Brano

Piazza di Spagna. Le cinque del pomeriggio. Vuota. Francesco, commesso in un supermercato e fotografo dilettante, è uno dei pochi a circolare nel centro di Roma. Normalmente, pieno di gente. Deve rientrare alla svelta, altrimenti rischia una multa. Da settimane, tutta l’Italia è zona rossa. Treni vuoti, aerei dirottati, strade controllate dalla polizia. Per circolare è necessaria un’autocertificazione. Ogni giorno vengono fatte fra 5.000 e 7.000 contravvenzioni a chi non ha validi motivi per uscire di casa.

I contagiati, finora, sono 25.000. Ogni giorno diventano 2.000 di più. All’inizio, la situazione è stata sottovalutata. Al numero verde, di rado risponde qualcuno.  Il 112 consiglia a Daniele, un giornalista free lance di 40 anni che ha 39 di febbre, di chiamare uno specialista, che riesce a contattare quando la febbre è ormai passata. I medici di famiglia fanno miracoli, secondo gli stessi responsabili delle istituzioni che per anni hanno ridotto il numero di letti negli ospedali, trasferito la sanità ai privati e consegnato la popolazione alla crisi attuale.

Nelle borgate romane come il Quarticciolo la gente viene in aiuto agli anziani. Pietro, allenatore di pugilato precario in una palestra attualmente chiusa, fa la spesa per loro. Molti, in particolare giovani, hanno perso il posto come lui. In Italia, il lavoro nero è una piaga cronica. Chi non ha un contratto è il primo ad essere licenziato. Seguono i lavoratori « indipendenti» e « a termine ». I negozi, i ristoranti e i bar sono chiusi. Giulia fa la cuoca in due ristoranti. Sei turni alla settimana: tre a pranzo e tre a cena. Uno dei due ristoranti cessa l’attività. Giulia è licenziata. Si salva solo il personale assunto regolarmente. Per lei, pagare l’affitto e comprare il necessario diventa problematico.

Fino al 3 aprile, l’Italia è in quarantena. Ci vorrà del tempo perché il turismo riprenda, dato che altri paesi sono stati colpiti più tardi. Sky ha chiuso gli uffici di Milano e trasmette da un piccolo studio di Roma. Le produzioni cinematigrafiche e televisive sono sospese, lamenta Giuseppe, regista. La priorità è il Coronavirus, ma i paesi che, come l’Italia, hanno più sofferto delle misure di austerità imposte dall’UE, saranno i primi a subire una crisi economica e saranno i lavoratori a pagarne le conseguenze.

Dati disponibili
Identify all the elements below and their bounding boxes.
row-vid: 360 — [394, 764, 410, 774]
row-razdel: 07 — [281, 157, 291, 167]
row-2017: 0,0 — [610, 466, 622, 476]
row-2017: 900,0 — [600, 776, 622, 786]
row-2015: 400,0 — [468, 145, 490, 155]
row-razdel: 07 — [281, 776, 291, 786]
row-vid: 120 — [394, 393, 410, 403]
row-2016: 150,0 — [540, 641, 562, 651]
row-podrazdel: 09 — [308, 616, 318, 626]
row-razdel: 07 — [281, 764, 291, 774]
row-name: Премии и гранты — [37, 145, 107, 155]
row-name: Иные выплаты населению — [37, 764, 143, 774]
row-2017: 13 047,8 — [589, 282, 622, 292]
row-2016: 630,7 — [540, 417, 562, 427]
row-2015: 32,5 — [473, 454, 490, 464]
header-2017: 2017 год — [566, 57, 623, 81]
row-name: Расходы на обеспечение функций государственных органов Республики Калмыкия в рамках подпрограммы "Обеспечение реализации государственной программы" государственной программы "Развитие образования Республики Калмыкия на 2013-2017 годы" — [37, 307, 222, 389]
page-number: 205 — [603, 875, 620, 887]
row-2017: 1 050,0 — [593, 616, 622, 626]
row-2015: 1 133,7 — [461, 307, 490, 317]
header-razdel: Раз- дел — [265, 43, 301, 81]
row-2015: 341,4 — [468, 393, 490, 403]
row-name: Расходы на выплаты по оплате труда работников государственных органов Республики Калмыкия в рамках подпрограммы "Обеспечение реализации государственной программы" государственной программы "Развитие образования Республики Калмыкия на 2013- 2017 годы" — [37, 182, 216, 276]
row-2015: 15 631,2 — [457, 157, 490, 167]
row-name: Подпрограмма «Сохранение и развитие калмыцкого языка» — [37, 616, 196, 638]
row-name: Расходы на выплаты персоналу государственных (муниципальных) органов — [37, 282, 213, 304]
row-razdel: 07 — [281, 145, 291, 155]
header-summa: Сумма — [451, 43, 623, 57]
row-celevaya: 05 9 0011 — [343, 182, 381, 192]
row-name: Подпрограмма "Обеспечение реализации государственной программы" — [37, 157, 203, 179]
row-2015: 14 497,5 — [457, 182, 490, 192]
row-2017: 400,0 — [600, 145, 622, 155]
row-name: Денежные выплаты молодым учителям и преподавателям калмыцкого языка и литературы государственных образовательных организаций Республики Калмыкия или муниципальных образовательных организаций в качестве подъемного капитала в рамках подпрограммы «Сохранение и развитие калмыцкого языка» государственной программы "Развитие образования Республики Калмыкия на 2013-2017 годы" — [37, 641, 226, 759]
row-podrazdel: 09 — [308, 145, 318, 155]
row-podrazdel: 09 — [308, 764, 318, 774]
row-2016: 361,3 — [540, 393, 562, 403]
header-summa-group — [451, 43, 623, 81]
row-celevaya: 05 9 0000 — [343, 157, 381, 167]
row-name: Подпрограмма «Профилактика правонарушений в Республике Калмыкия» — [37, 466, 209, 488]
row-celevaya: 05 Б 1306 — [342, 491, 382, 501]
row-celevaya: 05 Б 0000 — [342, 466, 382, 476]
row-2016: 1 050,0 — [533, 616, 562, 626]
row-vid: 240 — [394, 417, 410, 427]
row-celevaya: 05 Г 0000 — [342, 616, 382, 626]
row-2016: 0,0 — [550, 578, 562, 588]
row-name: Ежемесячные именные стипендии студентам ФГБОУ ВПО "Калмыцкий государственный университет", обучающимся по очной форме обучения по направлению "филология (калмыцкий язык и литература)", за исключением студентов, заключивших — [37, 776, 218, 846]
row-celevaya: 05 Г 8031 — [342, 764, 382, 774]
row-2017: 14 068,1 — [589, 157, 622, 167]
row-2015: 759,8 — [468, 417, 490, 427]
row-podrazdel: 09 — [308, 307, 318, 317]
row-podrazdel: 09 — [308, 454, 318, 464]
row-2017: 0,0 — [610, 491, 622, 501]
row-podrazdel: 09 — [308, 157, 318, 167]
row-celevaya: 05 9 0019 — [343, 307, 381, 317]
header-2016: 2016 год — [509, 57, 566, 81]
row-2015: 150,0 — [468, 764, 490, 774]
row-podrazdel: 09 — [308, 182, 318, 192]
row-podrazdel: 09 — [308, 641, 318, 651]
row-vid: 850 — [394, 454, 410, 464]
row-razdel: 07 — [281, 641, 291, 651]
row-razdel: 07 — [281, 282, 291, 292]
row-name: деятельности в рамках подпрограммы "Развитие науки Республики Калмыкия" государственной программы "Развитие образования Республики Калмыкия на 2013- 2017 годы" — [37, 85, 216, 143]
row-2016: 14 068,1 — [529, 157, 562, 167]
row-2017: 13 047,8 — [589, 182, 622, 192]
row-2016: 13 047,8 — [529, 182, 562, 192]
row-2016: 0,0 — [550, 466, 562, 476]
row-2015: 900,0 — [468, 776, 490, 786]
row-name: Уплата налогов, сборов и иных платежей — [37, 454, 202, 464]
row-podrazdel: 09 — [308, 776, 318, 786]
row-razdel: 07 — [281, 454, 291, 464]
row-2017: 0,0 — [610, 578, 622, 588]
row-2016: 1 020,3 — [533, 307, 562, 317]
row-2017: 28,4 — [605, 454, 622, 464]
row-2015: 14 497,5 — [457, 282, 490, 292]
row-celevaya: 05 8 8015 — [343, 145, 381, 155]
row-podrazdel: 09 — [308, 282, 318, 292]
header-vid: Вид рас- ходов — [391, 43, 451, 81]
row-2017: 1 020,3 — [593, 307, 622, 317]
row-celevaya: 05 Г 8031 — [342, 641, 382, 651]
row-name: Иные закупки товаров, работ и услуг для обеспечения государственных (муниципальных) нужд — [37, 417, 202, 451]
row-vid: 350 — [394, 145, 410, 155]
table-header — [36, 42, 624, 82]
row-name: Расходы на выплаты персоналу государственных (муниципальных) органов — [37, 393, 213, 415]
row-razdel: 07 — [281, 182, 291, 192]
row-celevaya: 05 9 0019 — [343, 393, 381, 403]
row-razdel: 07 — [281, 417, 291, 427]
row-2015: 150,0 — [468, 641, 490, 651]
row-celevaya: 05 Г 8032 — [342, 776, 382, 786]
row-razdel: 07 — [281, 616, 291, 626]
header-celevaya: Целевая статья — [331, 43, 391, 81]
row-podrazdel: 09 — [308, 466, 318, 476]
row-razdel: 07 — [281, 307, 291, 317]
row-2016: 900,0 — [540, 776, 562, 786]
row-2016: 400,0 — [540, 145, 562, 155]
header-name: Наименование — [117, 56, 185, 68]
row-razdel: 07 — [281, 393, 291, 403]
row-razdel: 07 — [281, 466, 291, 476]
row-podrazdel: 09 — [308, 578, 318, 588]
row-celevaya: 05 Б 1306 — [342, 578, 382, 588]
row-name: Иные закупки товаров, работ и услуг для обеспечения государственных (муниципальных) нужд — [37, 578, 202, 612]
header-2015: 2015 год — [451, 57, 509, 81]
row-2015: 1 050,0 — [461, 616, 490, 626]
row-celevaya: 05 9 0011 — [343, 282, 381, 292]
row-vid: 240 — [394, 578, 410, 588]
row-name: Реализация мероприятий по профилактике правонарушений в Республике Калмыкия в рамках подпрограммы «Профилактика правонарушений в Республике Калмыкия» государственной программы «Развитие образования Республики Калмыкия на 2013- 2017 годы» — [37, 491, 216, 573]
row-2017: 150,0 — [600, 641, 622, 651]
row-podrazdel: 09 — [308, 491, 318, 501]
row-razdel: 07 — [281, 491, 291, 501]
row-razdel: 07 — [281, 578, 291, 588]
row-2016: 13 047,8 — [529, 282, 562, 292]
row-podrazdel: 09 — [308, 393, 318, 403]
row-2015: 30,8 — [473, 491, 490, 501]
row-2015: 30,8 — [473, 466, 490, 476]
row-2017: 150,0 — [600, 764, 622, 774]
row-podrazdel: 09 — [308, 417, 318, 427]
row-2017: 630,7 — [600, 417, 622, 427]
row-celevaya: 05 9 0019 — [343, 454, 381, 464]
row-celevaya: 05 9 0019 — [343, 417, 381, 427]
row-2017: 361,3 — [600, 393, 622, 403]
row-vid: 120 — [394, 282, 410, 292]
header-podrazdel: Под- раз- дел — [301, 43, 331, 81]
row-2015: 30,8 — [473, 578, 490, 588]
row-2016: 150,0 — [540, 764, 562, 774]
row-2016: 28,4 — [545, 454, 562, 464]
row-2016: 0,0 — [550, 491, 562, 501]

Consegna
Per favore, ricopia dal brano sull'Italia in zona rossa il tratto da "I contagiati, finora, sono" a "alla crisi attuale.", senza modificare nulla.

Risultato dell'esercizio
I contagiati, finora, sono 25.000. Ogni giorno diventano 2.000 di più. All’inizio, la situazione è stata sottovalutata. Al numero verde, di rado risponde qualcuno.  Il 112 consiglia a Daniele, un giornalista free lance di 40 anni che ha 39 di febbre, di chiamare uno specialista, che riesce a contattare quando la febbre è ormai passata. I medici di famiglia fanno miracoli, secondo gli stessi responsabili delle istituzioni che per anni hanno ridotto il numero di letti negli ospedali, trasferito la sanità ai privati e consegnato la popolazione alla crisi attuale.